▶ **Problem**: State the number of lines below in which the word "Habitant" appears. Nothing else belongs in the answer.

------ Exercise inputs

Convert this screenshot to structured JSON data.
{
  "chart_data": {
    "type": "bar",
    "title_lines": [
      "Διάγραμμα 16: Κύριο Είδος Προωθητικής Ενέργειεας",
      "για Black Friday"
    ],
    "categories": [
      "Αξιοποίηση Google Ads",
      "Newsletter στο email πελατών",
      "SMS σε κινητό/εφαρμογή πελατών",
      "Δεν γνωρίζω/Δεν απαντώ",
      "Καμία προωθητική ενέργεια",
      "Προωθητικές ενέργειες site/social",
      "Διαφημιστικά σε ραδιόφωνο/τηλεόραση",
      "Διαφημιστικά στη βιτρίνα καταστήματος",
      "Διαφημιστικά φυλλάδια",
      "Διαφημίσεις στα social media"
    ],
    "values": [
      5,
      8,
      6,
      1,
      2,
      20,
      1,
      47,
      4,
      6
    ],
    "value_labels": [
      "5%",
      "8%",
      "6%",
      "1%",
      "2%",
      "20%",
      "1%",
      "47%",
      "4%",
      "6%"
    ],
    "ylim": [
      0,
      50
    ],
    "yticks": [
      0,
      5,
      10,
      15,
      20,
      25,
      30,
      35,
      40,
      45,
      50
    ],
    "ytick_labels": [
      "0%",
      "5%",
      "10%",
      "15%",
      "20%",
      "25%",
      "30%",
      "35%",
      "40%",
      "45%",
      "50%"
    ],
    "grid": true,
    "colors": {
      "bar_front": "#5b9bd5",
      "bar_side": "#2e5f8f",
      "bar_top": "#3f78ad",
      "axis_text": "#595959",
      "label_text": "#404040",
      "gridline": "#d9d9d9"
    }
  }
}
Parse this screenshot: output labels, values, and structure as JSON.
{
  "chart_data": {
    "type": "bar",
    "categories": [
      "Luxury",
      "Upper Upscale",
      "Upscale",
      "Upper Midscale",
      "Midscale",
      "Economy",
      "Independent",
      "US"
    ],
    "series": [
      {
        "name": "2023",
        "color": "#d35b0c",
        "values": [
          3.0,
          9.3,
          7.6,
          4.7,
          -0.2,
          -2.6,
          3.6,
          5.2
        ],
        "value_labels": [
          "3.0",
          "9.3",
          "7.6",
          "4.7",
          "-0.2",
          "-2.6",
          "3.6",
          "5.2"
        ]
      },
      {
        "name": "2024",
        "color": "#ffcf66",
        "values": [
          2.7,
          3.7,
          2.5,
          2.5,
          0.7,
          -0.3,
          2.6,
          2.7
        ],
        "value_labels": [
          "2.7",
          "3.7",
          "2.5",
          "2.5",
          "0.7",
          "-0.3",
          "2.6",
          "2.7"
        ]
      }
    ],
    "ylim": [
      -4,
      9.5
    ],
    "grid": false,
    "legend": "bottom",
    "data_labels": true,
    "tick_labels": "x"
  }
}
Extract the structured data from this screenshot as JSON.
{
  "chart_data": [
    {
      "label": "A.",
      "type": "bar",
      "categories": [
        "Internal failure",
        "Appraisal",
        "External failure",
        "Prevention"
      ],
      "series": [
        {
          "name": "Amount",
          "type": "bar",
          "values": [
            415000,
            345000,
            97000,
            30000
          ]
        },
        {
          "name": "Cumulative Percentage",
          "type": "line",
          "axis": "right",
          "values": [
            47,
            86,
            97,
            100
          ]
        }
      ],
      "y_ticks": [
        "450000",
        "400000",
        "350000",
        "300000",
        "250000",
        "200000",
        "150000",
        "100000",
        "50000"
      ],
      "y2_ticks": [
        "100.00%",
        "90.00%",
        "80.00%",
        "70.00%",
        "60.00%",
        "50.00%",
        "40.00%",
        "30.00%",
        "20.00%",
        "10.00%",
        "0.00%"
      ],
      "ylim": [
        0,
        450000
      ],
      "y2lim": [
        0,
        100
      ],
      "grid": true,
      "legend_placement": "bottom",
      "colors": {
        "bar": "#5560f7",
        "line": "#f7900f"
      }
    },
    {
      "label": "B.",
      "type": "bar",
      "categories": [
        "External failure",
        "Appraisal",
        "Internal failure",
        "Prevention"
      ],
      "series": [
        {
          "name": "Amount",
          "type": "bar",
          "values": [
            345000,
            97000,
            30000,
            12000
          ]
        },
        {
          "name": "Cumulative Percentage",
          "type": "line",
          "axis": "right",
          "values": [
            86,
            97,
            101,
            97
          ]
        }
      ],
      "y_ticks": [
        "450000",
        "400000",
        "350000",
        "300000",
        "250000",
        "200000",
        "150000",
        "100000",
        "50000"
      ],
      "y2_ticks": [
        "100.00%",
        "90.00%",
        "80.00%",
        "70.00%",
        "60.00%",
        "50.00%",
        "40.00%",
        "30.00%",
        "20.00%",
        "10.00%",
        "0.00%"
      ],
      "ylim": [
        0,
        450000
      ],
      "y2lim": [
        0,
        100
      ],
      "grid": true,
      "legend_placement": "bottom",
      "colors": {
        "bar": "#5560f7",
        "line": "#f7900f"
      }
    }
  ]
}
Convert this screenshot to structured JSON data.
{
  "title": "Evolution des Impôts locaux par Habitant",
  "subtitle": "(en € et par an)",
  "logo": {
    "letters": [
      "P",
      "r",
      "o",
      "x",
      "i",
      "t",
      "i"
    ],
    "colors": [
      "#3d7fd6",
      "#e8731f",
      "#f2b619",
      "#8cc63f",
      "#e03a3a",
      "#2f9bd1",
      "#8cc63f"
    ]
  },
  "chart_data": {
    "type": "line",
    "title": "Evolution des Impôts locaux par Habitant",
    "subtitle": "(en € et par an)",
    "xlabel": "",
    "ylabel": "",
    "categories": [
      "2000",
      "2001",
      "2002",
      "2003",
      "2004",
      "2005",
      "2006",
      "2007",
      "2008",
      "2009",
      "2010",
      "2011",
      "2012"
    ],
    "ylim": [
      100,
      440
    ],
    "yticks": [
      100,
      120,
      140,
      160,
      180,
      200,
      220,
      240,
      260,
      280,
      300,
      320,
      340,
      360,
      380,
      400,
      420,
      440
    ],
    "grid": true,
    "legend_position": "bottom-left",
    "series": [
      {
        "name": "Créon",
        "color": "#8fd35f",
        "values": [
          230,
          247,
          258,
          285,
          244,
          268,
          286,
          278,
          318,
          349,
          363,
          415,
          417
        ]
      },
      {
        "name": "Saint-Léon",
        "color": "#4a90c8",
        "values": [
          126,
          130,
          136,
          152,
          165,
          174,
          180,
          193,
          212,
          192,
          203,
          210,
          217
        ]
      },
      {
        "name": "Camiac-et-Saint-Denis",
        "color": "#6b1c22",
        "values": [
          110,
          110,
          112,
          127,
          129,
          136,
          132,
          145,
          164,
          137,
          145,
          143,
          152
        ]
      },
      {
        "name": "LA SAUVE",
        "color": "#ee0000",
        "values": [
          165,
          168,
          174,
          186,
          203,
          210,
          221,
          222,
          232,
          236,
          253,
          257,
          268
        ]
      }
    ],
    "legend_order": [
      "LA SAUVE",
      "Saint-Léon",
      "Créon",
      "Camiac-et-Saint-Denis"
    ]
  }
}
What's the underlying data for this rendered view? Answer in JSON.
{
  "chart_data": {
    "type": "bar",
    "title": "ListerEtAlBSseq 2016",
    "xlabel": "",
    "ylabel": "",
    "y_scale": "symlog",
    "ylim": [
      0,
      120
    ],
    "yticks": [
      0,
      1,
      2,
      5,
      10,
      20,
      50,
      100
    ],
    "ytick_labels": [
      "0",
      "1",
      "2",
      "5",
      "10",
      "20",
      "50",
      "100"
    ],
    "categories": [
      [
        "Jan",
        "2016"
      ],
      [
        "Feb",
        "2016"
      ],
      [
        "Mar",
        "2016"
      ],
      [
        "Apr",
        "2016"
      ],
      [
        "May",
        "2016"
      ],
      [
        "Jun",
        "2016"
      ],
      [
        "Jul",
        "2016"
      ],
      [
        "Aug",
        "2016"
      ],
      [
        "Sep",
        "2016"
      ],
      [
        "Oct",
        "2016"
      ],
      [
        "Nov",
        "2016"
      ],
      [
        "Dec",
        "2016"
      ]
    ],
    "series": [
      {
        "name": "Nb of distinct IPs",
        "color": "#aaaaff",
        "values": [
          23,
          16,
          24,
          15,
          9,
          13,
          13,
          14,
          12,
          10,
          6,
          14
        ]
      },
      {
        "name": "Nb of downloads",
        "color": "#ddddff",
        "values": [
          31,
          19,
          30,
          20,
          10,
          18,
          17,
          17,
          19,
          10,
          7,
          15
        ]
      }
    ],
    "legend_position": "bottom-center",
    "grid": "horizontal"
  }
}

------------

▶ **Task output**: 2